Stored records:
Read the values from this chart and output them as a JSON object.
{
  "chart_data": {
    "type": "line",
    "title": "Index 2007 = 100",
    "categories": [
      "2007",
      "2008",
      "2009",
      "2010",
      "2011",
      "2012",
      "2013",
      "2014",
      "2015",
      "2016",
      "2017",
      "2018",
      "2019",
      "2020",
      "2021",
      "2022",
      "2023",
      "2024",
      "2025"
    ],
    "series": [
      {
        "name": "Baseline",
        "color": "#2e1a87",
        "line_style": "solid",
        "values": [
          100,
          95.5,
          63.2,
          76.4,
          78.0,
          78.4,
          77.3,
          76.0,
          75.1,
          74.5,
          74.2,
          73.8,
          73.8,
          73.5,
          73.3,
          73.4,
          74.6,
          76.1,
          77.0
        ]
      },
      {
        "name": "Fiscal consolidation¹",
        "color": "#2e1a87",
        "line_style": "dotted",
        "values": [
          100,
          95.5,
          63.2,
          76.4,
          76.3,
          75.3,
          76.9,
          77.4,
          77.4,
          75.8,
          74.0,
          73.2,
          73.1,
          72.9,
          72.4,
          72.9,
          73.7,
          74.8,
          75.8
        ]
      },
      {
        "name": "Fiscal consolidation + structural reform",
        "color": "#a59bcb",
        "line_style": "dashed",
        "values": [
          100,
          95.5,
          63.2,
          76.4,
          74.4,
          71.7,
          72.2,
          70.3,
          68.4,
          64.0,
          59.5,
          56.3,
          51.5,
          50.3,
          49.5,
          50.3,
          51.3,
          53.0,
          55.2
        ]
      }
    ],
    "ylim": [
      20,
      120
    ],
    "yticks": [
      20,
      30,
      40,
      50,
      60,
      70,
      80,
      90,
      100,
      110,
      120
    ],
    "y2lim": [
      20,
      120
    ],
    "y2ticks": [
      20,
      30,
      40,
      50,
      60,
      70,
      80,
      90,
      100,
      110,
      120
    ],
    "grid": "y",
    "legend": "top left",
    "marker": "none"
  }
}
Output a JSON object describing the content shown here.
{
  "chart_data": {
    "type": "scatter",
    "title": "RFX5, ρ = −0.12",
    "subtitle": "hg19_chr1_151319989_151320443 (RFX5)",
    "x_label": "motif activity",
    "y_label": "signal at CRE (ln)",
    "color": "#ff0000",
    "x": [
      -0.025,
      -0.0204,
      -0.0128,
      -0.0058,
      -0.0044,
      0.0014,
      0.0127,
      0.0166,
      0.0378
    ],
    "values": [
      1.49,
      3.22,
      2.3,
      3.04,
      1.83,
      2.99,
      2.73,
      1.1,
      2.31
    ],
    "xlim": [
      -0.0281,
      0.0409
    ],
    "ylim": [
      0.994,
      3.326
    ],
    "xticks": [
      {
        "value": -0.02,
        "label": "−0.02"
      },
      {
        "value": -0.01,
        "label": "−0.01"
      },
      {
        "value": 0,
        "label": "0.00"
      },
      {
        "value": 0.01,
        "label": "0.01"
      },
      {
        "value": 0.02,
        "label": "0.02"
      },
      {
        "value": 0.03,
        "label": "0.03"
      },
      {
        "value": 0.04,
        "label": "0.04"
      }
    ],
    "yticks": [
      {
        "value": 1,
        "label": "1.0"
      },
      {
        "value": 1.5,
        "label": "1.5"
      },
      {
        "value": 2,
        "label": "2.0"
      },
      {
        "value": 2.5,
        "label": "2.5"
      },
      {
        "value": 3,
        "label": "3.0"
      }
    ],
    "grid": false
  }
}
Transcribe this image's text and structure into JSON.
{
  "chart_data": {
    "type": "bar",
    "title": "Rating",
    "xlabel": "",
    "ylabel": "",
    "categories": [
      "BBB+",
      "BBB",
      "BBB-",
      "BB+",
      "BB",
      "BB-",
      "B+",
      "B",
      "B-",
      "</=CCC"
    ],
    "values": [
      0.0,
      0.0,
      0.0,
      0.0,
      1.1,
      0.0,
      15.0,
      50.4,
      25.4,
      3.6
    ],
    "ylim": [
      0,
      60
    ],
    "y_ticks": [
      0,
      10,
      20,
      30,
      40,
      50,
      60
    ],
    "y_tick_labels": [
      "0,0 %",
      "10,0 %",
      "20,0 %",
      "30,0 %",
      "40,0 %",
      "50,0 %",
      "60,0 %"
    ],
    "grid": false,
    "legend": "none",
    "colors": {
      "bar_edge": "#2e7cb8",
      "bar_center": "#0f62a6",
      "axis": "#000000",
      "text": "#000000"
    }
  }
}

EXERCISE DETAILS:
Write out the full set of records exactly as given.

THE RESPONSE:
Read the values from this chart and output them as a JSON object.
{
  "chart_data": {
    "type": "line",
    "title": "Index 2007 = 100",
    "categories": [
      "2007",
      "2008",
      "2009",
      "2010",
      "2011",
      "2012",
      "2013",
      "2014",
      "2015",
      "2016",
      "2017",
      "2018",
      "2019",
      "2020",
      "2021",
      "2022",
      "2023",
      "2024",
      "2025"
    ],
    "series": [
      {
        "name": "Baseline",
        "color": "#2e1a87",
        "line_style": "solid",
        "values": [
          100,
          95.5,
          63.2,
          76.4,
          78.0,
          78.4,
          77.3,
          76.0,
          75.1,
          74.5,
          74.2,
          73.8,
          73.8,
          73.5,
          73.3,
          73.4,
          74.6,
          76.1,
          77.0
        ]
      },
      {
        "name": "Fiscal consolidation¹",
        "color": "#2e1a87",
        "line_style": "dotted",
        "values": [
          100,
          95.5,
          63.2,
          76.4,
          76.3,
          75.3,
          76.9,
          77.4,
          77.4,
          75.8,
          74.0,
          73.2,
          73.1,
          72.9,
          72.4,
          72.9,
          73.7,
          74.8,
          75.8
        ]
      },
      {
        "name": "Fiscal consolidation + structural reform",
        "color": "#a59bcb",
        "line_style": "dashed",
        "values": [
          100,
          95.5,
          63.2,
          76.4,
          74.4,
          71.7,
          72.2,
          70.3,
          68.4,
          64.0,
          59.5,
          56.3,
          51.5,
          50.3,
          49.5,
          50.3,
          51.3,
          53.0,
          55.2
        ]
      }
    ],
    "ylim": [
      20,
      120
    ],
    "yticks": [
      20,
      30,
      40,
      50,
      60,
      70,
      80,
      90,
      100,
      110,
      120
    ],
    "y2lim": [
      20,
      120
    ],
    "y2ticks": [
      20,
      30,
      40,
      50,
      60,
      70,
      80,
      90,
      100,
      110,
      120
    ],
    "grid": "y",
    "legend": "top left",
    "marker": "none"
  }
}
Output a JSON object describing the content shown here.
{
  "chart_data": {
    "type": "scatter",
    "title": "RFX5, ρ = −0.12",
    "subtitle": "hg19_chr1_151319989_151320443 (RFX5)",
    "x_label": "motif activity",
    "y_label": "signal at CRE (ln)",
    "color": "#ff0000",
    "x": [
      -0.025,
      -0.0204,
      -0.0128,
      -0.0058,
      -0.0044,
      0.0014,
      0.0127,
      0.0166,
      0.0378
    ],
    "values": [
      1.49,
      3.22,
      2.3,
      3.04,
      1.83,
      2.99,
      2.73,
      1.1,
      2.31
    ],
    "xlim": [
      -0.0281,
      0.0409
    ],
    "ylim": [
      0.994,
      3.326
    ],
    "xticks": [
      {
        "value": -0.02,
        "label": "−0.02"
      },
      {
        "value": -0.01,
        "label": "−0.01"
      },
      {
        "value": 0,
        "label": "0.00"
      },
      {
        "value": 0.01,
        "label": "0.01"
      },
      {
        "value": 0.02,
        "label": "0.02"
      },
      {
        "value": 0.03,
        "label": "0.03"
      },
      {
        "value": 0.04,
        "label": "0.04"
      }
    ],
    "yticks": [
      {
        "value": 1,
        "label": "1.0"
      },
      {
        "value": 1.5,
        "label": "1.5"
      },
      {
        "value": 2,
        "label": "2.0"
      },
      {
        "value": 2.5,
        "label": "2.5"
      },
      {
        "value": 3,
        "label": "3.0"
      }
    ],
    "grid": false
  }
}
Transcribe this image's text and structure into JSON.
{
  "chart_data": {
    "type": "bar",
    "title": "Rating",
    "xlabel": "",
    "ylabel": "",
    "categories": [
      "BBB+",
      "BBB",
      "BBB-",
      "BB+",
      "BB",
      "BB-",
      "B+",
      "B",
      "B-",
      "</=CCC"
    ],
    "values": [
      0.0,
      0.0,
      0.0,
      0.0,
      1.1,
      0.0,
      15.0,
      50.4,
      25.4,
      3.6
    ],
    "ylim": [
      0,
      60
    ],
    "y_ticks": [
      0,
      10,
      20,
      30,
      40,
      50,
      60
    ],
    "y_tick_labels": [
      "0,0 %",
      "10,0 %",
      "20,0 %",
      "30,0 %",
      "40,0 %",
      "50,0 %",
      "60,0 %"
    ],
    "grid": false,
    "legend": "none",
    "colors": {
      "bar_edge": "#2e7cb8",
      "bar_center": "#0f62a6",
      "axis": "#000000",
      "text": "#000000"
    }
  }
}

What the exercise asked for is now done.